## Task instructions
Copy the data exactly; pictures stay out of the copy.

## Listing
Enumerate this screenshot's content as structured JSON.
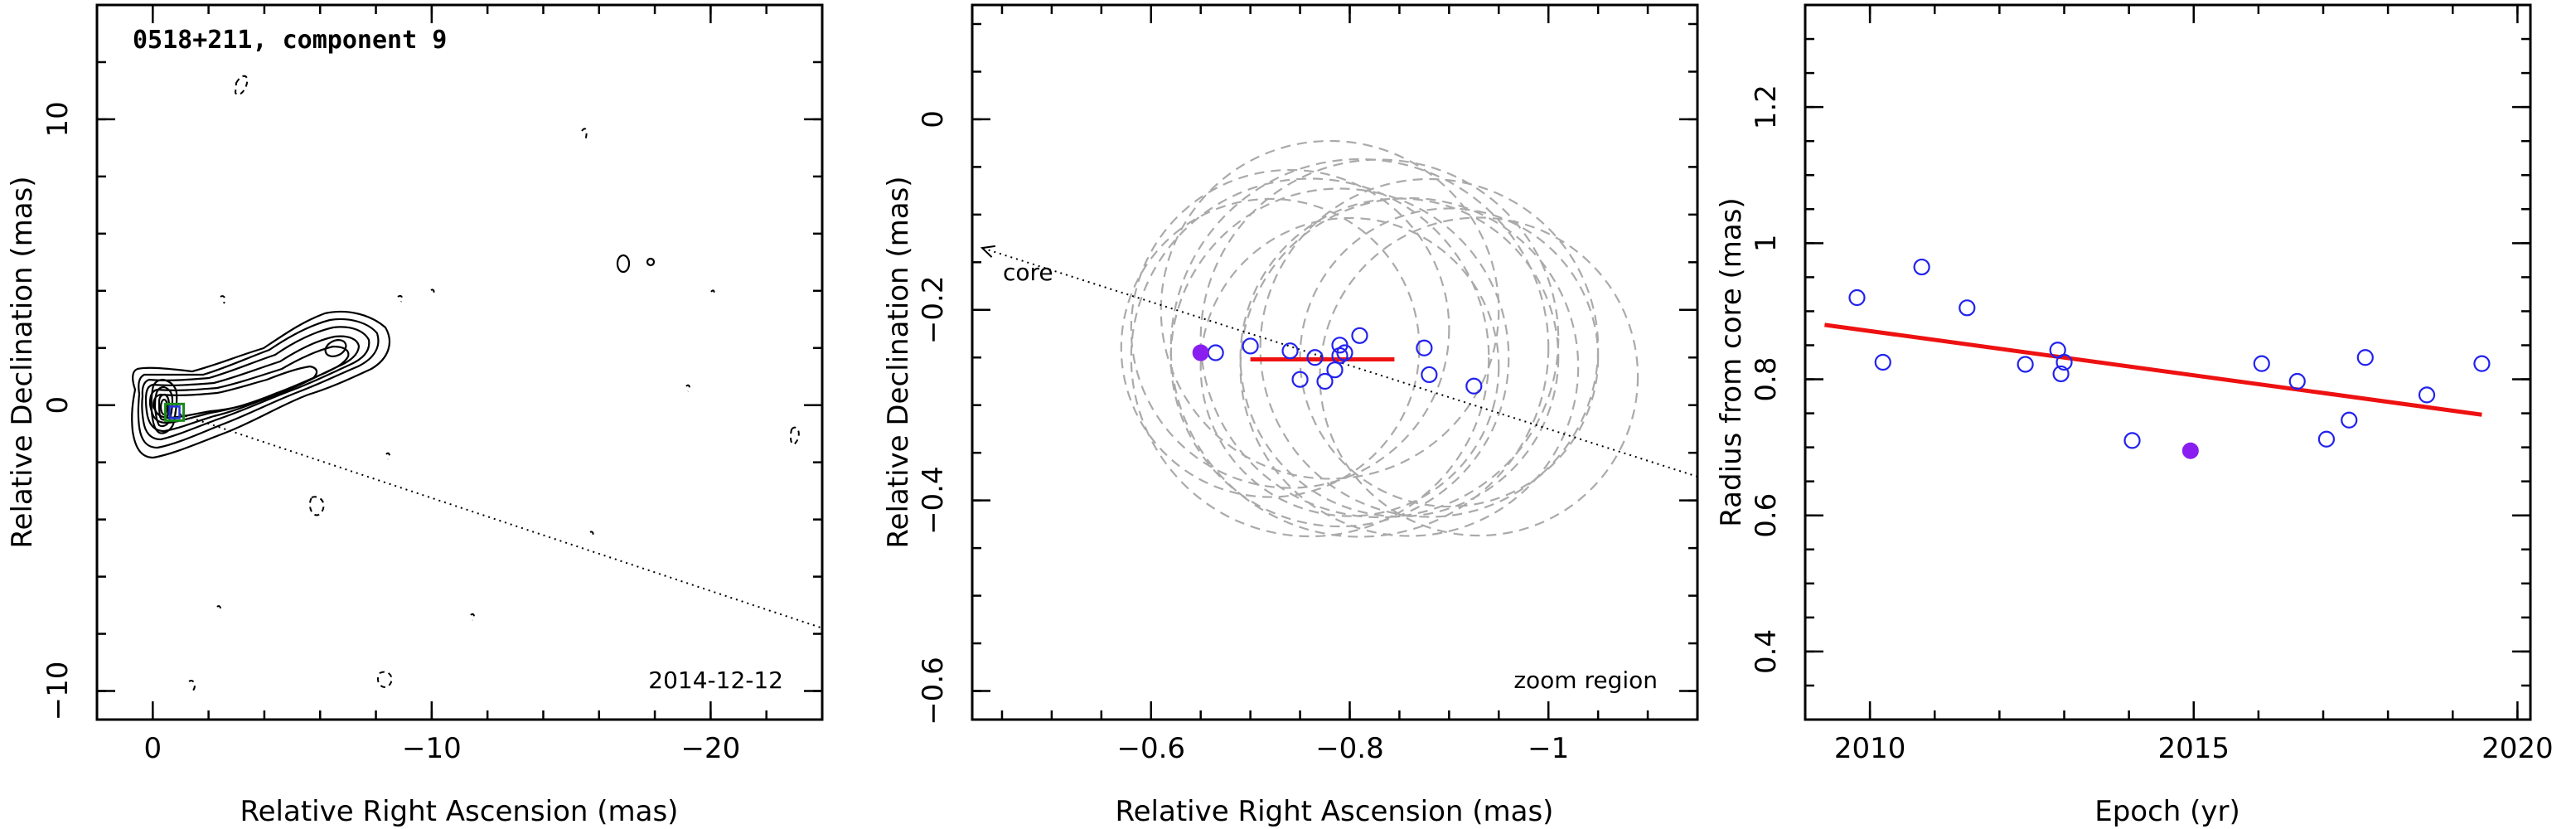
{
  "chart_data": [
    {
      "type": "contour-map",
      "title": "0518+211, component 9",
      "annotation": "2014-12-12",
      "xlabel": "Relative Right Ascension (mas)",
      "ylabel": "Relative Declination (mas)",
      "xlim": [
        2,
        -24
      ],
      "ylim": [
        -11,
        14
      ],
      "xticks": [
        0,
        -10,
        -20
      ],
      "yticks": [
        -10,
        0,
        10
      ],
      "component_position": [
        -0.78,
        -0.25
      ],
      "jet_direction_line": [
        [
          -0.78,
          -0.25
        ],
        [
          -24,
          -7.8
        ]
      ]
    },
    {
      "type": "scatter",
      "annotation": "zoom region",
      "core_label": "core",
      "xlabel": "Relative Right Ascension (mas)",
      "ylabel": "Relative Declination (mas)",
      "xlim": [
        -0.42,
        -1.15
      ],
      "ylim": [
        -0.63,
        0.12
      ],
      "xticks": [
        -0.6,
        -0.8,
        -1
      ],
      "yticks": [
        -0.6,
        -0.4,
        -0.2,
        0
      ],
      "color_points": "#2222ee",
      "color_highlight": "#8a1ef0",
      "color_fit": "#ee1111",
      "color_ellipses": "#aaaaaa",
      "x": [
        -0.665,
        -0.7,
        -0.74,
        -0.75,
        -0.765,
        -0.775,
        -0.785,
        -0.79,
        -0.79,
        -0.795,
        -0.81,
        -0.875,
        -0.88,
        -0.925
      ],
      "y": [
        -0.245,
        -0.238,
        -0.243,
        -0.273,
        -0.25,
        -0.275,
        -0.263,
        -0.237,
        -0.248,
        -0.245,
        -0.227,
        -0.24,
        -0.268,
        -0.28
      ],
      "highlight_point": [
        -0.65,
        -0.245
      ],
      "mean_segment": [
        [
          -0.7,
          -0.252
        ],
        [
          -0.845,
          -0.252
        ]
      ],
      "core_arrow": [
        [
          -1.15,
          -0.375
        ],
        [
          -0.43,
          -0.135
        ]
      ],
      "error_ellipses": [
        {
          "cx": -0.72,
          "cy": -0.24,
          "r": 0.15
        },
        {
          "cx": -0.74,
          "cy": -0.22,
          "r": 0.16
        },
        {
          "cx": -0.76,
          "cy": -0.25,
          "r": 0.18
        },
        {
          "cx": -0.78,
          "cy": -0.2,
          "r": 0.17
        },
        {
          "cx": -0.79,
          "cy": -0.25,
          "r": 0.17
        },
        {
          "cx": -0.8,
          "cy": -0.26,
          "r": 0.15
        },
        {
          "cx": -0.81,
          "cy": -0.24,
          "r": 0.19
        },
        {
          "cx": -0.83,
          "cy": -0.23,
          "r": 0.18
        },
        {
          "cx": -0.85,
          "cy": -0.25,
          "r": 0.16
        },
        {
          "cx": -0.86,
          "cy": -0.26,
          "r": 0.17
        },
        {
          "cx": -0.88,
          "cy": -0.24,
          "r": 0.17
        },
        {
          "cx": -0.9,
          "cy": -0.25,
          "r": 0.15
        },
        {
          "cx": -0.93,
          "cy": -0.27,
          "r": 0.16
        }
      ]
    },
    {
      "type": "scatter",
      "xlabel": "Epoch (yr)",
      "ylabel": "Radius from core (mas)",
      "xlim": [
        2009,
        2020.2
      ],
      "ylim": [
        0.3,
        1.35
      ],
      "xticks": [
        2010,
        2015,
        2020
      ],
      "yticks": [
        0.4,
        0.6,
        0.8,
        1,
        1.2
      ],
      "x": [
        2009.8,
        2010.2,
        2010.8,
        2011.5,
        2012.4,
        2012.9,
        2012.95,
        2013.0,
        2014.05,
        2016.05,
        2016.6,
        2017.05,
        2017.4,
        2017.65,
        2018.6,
        2019.45
      ],
      "y": [
        0.92,
        0.825,
        0.965,
        0.905,
        0.822,
        0.843,
        0.808,
        0.825,
        0.71,
        0.823,
        0.797,
        0.712,
        0.74,
        0.832,
        0.777,
        0.823
      ],
      "highlight_point": [
        2014.95,
        0.695
      ],
      "fit_line": [
        [
          2009.3,
          0.88
        ],
        [
          2019.45,
          0.748
        ]
      ]
    }
  ]
}
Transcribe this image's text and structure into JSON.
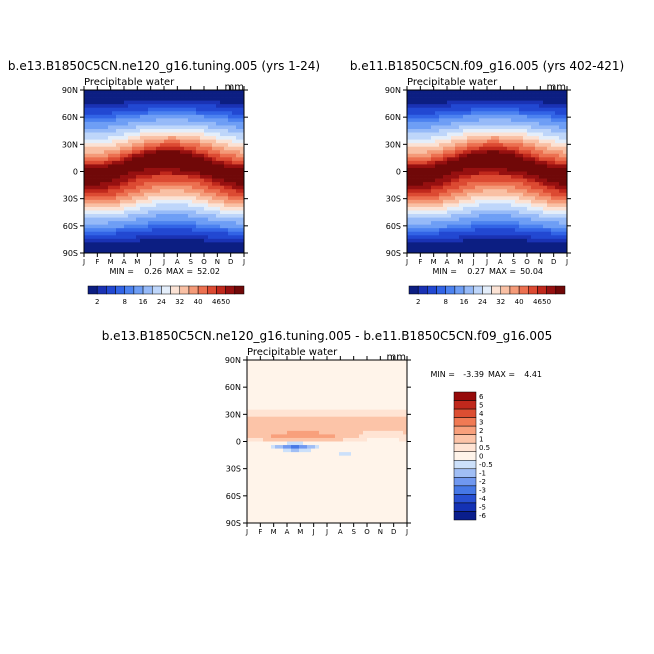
{
  "chart_data": [
    {
      "type": "heatmap",
      "title": "b.e13.B1850C5CN.ne120_g16.tuning.005 (yrs 1-24)",
      "subtitle": "Precipitable water",
      "units": "mm",
      "x_ticks": [
        "J",
        "F",
        "M",
        "A",
        "M",
        "J",
        "J",
        "A",
        "S",
        "O",
        "N",
        "D",
        "J"
      ],
      "y_ticks": [
        "90N",
        "60N",
        "30N",
        "0",
        "30S",
        "60S",
        "90S"
      ],
      "stats": {
        "min_label": "MIN =",
        "min": "0.26",
        "max_label": "MAX =",
        "max": "52.02"
      },
      "colorbar": {
        "labels": [
          "2",
          "8",
          "16",
          "24",
          "32",
          "40",
          "46",
          "50"
        ]
      }
    },
    {
      "type": "heatmap",
      "title": "b.e11.B1850C5CN.f09_g16.005 (yrs 402-421)",
      "subtitle": "Precipitable water",
      "units": "mm",
      "x_ticks": [
        "J",
        "F",
        "M",
        "A",
        "M",
        "J",
        "J",
        "A",
        "S",
        "O",
        "N",
        "D",
        "J"
      ],
      "y_ticks": [
        "90N",
        "60N",
        "30N",
        "0",
        "30S",
        "60S",
        "90S"
      ],
      "stats": {
        "min_label": "MIN =",
        "min": "0.27",
        "max_label": "MAX =",
        "max": "50.04"
      },
      "colorbar": {
        "labels": [
          "2",
          "8",
          "16",
          "24",
          "32",
          "40",
          "46",
          "50"
        ]
      }
    },
    {
      "type": "heatmap",
      "title": "b.e13.B1850C5CN.ne120_g16.tuning.005 - b.e11.B1850C5CN.f09_g16.005",
      "subtitle": "Precipitable water",
      "units": "mm",
      "x_ticks": [
        "J",
        "F",
        "M",
        "A",
        "M",
        "J",
        "J",
        "A",
        "S",
        "O",
        "N",
        "D",
        "J"
      ],
      "y_ticks": [
        "90N",
        "60N",
        "30N",
        "0",
        "30S",
        "60S",
        "90S"
      ],
      "stats": {
        "min_label": "MIN =",
        "min": "-3.39",
        "max_label": "MAX =",
        "max": "4.41"
      },
      "colorbar": {
        "labels": [
          "6",
          "5",
          "4",
          "3",
          "2",
          "1",
          "0.5",
          "0",
          "-0.5",
          "-1",
          "-2",
          "-3",
          "-4",
          "-5",
          "-6"
        ]
      }
    }
  ],
  "colors": {
    "abs_scale": [
      "#0c1e82",
      "#1a32b4",
      "#2248d2",
      "#3264e6",
      "#4c82f0",
      "#6e9ef5",
      "#96baf8",
      "#bed6fa",
      "#e4eefa",
      "#fbe2d4",
      "#f9c0a4",
      "#f49a78",
      "#ec7050",
      "#dc4a32",
      "#c0281c",
      "#961010",
      "#700808"
    ],
    "diff_scale": [
      "#0a1e8c",
      "#1432b4",
      "#2850d2",
      "#4678e6",
      "#7098f0",
      "#a0bef5",
      "#cce0fa",
      "#fff4ea",
      "#ffe4d4",
      "#fcc4a8",
      "#f8a07c",
      "#f07a54",
      "#dc4e32",
      "#c0281c",
      "#960a0a"
    ]
  }
}
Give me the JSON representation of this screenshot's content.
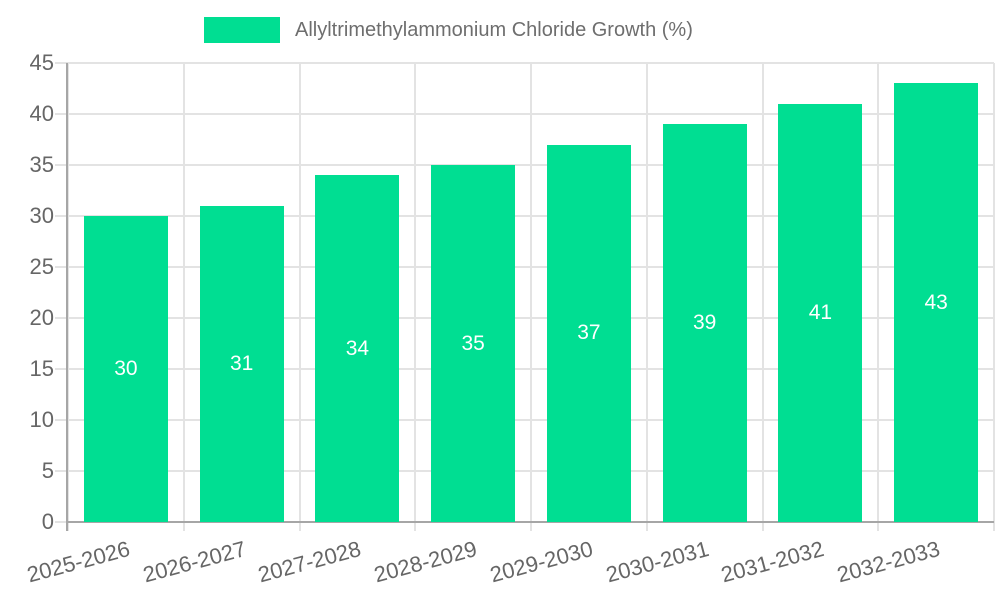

## Output below
Enumerate this screenshot's content as structured JSON.
{
  "chart_data": [
    {
      "type": "contour-map",
      "title": "0518+211, component 9",
      "annotation": "2014-12-12",
      "xlabel": "Relative Right Ascension (mas)",
      "ylabel": "Relative Declination (mas)",
      "xlim": [
        2,
        -24
      ],
      "ylim": [
        -11,
        14
      ],
      "xticks": [
        0,
        -10,
        -20
      ],
      "yticks": [
        -10,
        0,
        10
      ],
      "component_position": [
        -0.78,
        -0.25
      ],
      "jet_direction_line": [
        [
          -0.78,
          -0.25
        ],
        [
          -24,
          -7.8
        ]
      ]
    },
    {
      "type": "scatter",
      "annotation": "zoom region",
      "core_label": "core",
      "xlabel": "Relative Right Ascension (mas)",
      "ylabel": "Relative Declination (mas)",
      "xlim": [
        -0.42,
        -1.15
      ],
      "ylim": [
        -0.63,
        0.12
      ],
      "xticks": [
        -0.6,
        -0.8,
        -1
      ],
      "yticks": [
        -0.6,
        -0.4,
        -0.2,
        0
      ],
      "color_points": "#2222ee",
      "color_highlight": "#8a1ef0",
      "color_fit": "#ee1111",
      "color_ellipses": "#aaaaaa",
      "x": [
        -0.665,
        -0.7,
        -0.74,
        -0.75,
        -0.765,
        -0.775,
        -0.785,
        -0.79,
        -0.79,
        -0.795,
        -0.81,
        -0.875,
        -0.88,
        -0.925
      ],
      "y": [
        -0.245,
        -0.238,
        -0.243,
        -0.273,
        -0.25,
        -0.275,
        -0.263,
        -0.237,
        -0.248,
        -0.245,
        -0.227,
        -0.24,
        -0.268,
        -0.28
      ],
      "highlight_point": [
        -0.65,
        -0.245
      ],
      "mean_segment": [
        [
          -0.7,
          -0.252
        ],
        [
          -0.845,
          -0.252
        ]
      ],
      "core_arrow": [
        [
          -1.15,
          -0.375
        ],
        [
          -0.43,
          -0.135
        ]
      ],
      "error_ellipses": [
        {
          "cx": -0.72,
          "cy": -0.24,
          "r": 0.15
        },
        {
          "cx": -0.74,
          "cy": -0.22,
          "r": 0.16
        },
        {
          "cx": -0.76,
          "cy": -0.25,
          "r": 0.18
        },
        {
          "cx": -0.78,
          "cy": -0.2,
          "r": 0.17
        },
        {
          "cx": -0.79,
          "cy": -0.25,
          "r": 0.17
        },
        {
          "cx": -0.8,
          "cy": -0.26,
          "r": 0.15
        },
        {
          "cx": -0.81,
          "cy": -0.24,
          "r": 0.19
        },
        {
          "cx": -0.83,
          "cy": -0.23,
          "r": 0.18
        },
        {
          "cx": -0.85,
          "cy": -0.25,
          "r": 0.16
        },
        {
          "cx": -0.86,
          "cy": -0.26,
          "r": 0.17
        },
        {
          "cx": -0.88,
          "cy": -0.24,
          "r": 0.17
        },
        {
          "cx": -0.9,
          "cy": -0.25,
          "r": 0.15
        },
        {
          "cx": -0.93,
          "cy": -0.27,
          "r": 0.16
        }
      ]
    },
    {
      "type": "scatter",
      "xlabel": "Epoch (yr)",
      "ylabel": "Radius from core (mas)",
      "xlim": [
        2009,
        2020.2
      ],
      "ylim": [
        0.3,
        1.35
      ],
      "xticks": [
        2010,
        2015,
        2020
      ],
      "yticks": [
        0.4,
        0.6,
        0.8,
        1,
        1.2
      ],
      "x": [
        2009.8,
        2010.2,
        2010.8,
        2011.5,
        2012.4,
        2012.9,
        2012.95,
        2013.0,
        2014.05,
        2016.05,
        2016.6,
        2017.05,
        2017.4,
        2017.65,
        2018.6,
        2019.45
      ],
      "y": [
        0.92,
        0.825,
        0.965,
        0.905,
        0.822,
        0.843,
        0.808,
        0.825,
        0.71,
        0.823,
        0.797,
        0.712,
        0.74,
        0.832,
        0.777,
        0.823
      ],
      "highlight_point": [
        2014.95,
        0.695
      ],
      "fit_line": [
        [
          2009.3,
          0.88
        ],
        [
          2019.45,
          0.748
        ]
      ]
    }
  ]
}
Transcribe this image's text and structure into JSON.
{
  "chart_data": [
    {
      "type": "heatmap",
      "title": "b.e13.B1850C5CN.ne120_g16.tuning.005 (yrs 1-24)",
      "subtitle": "Precipitable water",
      "units": "mm",
      "x_ticks": [
        "J",
        "F",
        "M",
        "A",
        "M",
        "J",
        "J",
        "A",
        "S",
        "O",
        "N",
        "D",
        "J"
      ],
      "y_ticks": [
        "90N",
        "60N",
        "30N",
        "0",
        "30S",
        "60S",
        "90S"
      ],
      "stats": {
        "min_label": "MIN =",
        "min": "0.26",
        "max_label": "MAX =",
        "max": "52.02"
      },
      "colorbar": {
        "labels": [
          "2",
          "8",
          "16",
          "24",
          "32",
          "40",
          "46",
          "50"
        ]
      }
    },
    {
      "type": "heatmap",
      "title": "b.e11.B1850C5CN.f09_g16.005 (yrs 402-421)",
      "subtitle": "Precipitable water",
      "units": "mm",
      "x_ticks": [
        "J",
        "F",
        "M",
        "A",
        "M",
        "J",
        "J",
        "A",
        "S",
        "O",
        "N",
        "D",
        "J"
      ],
      "y_ticks": [
        "90N",
        "60N",
        "30N",
        "0",
        "30S",
        "60S",
        "90S"
      ],
      "stats": {
        "min_label": "MIN =",
        "min": "0.27",
        "max_label": "MAX =",
        "max": "50.04"
      },
      "colorbar": {
        "labels": [
          "2",
          "8",
          "16",
          "24",
          "32",
          "40",
          "46",
          "50"
        ]
      }
    },
    {
      "type": "heatmap",
      "title": "b.e13.B1850C5CN.ne120_g16.tuning.005 - b.e11.B1850C5CN.f09_g16.005",
      "subtitle": "Precipitable water",
      "units": "mm",
      "x_ticks": [
        "J",
        "F",
        "M",
        "A",
        "M",
        "J",
        "J",
        "A",
        "S",
        "O",
        "N",
        "D",
        "J"
      ],
      "y_ticks": [
        "90N",
        "60N",
        "30N",
        "0",
        "30S",
        "60S",
        "90S"
      ],
      "stats": {
        "min_label": "MIN =",
        "min": "-3.39",
        "max_label": "MAX =",
        "max": "4.41"
      },
      "colorbar": {
        "labels": [
          "6",
          "5",
          "4",
          "3",
          "2",
          "1",
          "0.5",
          "0",
          "-0.5",
          "-1",
          "-2",
          "-3",
          "-4",
          "-5",
          "-6"
        ]
      }
    }
  ],
  "colors": {
    "abs_scale": [
      "#0c1e82",
      "#1a32b4",
      "#2248d2",
      "#3264e6",
      "#4c82f0",
      "#6e9ef5",
      "#96baf8",
      "#bed6fa",
      "#e4eefa",
      "#fbe2d4",
      "#f9c0a4",
      "#f49a78",
      "#ec7050",
      "#dc4a32",
      "#c0281c",
      "#961010",
      "#700808"
    ],
    "diff_scale": [
      "#0a1e8c",
      "#1432b4",
      "#2850d2",
      "#4678e6",
      "#7098f0",
      "#a0bef5",
      "#cce0fa",
      "#fff4ea",
      "#ffe4d4",
      "#fcc4a8",
      "#f8a07c",
      "#f07a54",
      "#dc4e32",
      "#c0281c",
      "#960a0a"
    ]
  }
}
Give me the JSON representation of this screenshot's content.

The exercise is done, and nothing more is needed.